§ Objective:
Your task is to copy every line of this material exactly.
• • • •
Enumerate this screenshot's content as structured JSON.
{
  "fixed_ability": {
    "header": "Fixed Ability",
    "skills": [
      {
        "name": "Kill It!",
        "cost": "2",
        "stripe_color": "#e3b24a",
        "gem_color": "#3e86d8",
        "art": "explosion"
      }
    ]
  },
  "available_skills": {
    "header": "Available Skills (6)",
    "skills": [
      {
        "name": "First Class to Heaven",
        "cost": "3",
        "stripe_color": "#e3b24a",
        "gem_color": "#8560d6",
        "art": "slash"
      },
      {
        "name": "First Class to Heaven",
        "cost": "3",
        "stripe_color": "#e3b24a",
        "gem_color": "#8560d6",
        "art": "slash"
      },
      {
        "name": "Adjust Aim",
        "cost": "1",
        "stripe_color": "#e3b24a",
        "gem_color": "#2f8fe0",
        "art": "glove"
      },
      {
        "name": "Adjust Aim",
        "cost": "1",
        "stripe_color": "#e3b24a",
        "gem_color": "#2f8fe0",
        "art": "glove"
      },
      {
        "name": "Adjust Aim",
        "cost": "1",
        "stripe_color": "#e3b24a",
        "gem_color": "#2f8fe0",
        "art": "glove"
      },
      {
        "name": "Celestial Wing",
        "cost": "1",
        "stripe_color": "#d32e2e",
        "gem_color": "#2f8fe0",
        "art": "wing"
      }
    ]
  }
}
• • • •
§ In response:
Enumerate this screenshot's content as structured JSON.
{
  "fixed_ability": {
    "header": "Fixed Ability",
    "skills": [
      {
        "name": "Kill It!",
        "cost": "2",
        "stripe_color": "#e3b24a",
        "gem_color": "#3e86d8",
        "art": "explosion"
      }
    ]
  },
  "available_skills": {
    "header": "Available Skills (6)",
    "skills": [
      {
        "name": "First Class to Heaven",
        "cost": "3",
        "stripe_color": "#e3b24a",
        "gem_color": "#8560d6",
        "art": "slash"
      },
      {
        "name": "First Class to Heaven",
        "cost": "3",
        "stripe_color": "#e3b24a",
        "gem_color": "#8560d6",
        "art": "slash"
      },
      {
        "name": "Adjust Aim",
        "cost": "1",
        "stripe_color": "#e3b24a",
        "gem_color": "#2f8fe0",
        "art": "glove"
      },
      {
        "name": "Adjust Aim",
        "cost": "1",
        "stripe_color": "#e3b24a",
        "gem_color": "#2f8fe0",
        "art": "glove"
      },
      {
        "name": "Adjust Aim",
        "cost": "1",
        "stripe_color": "#e3b24a",
        "gem_color": "#2f8fe0",
        "art": "glove"
      },
      {
        "name": "Celestial Wing",
        "cost": "1",
        "stripe_color": "#d32e2e",
        "gem_color": "#2f8fe0",
        "art": "wing"
      }
    ]
  }
}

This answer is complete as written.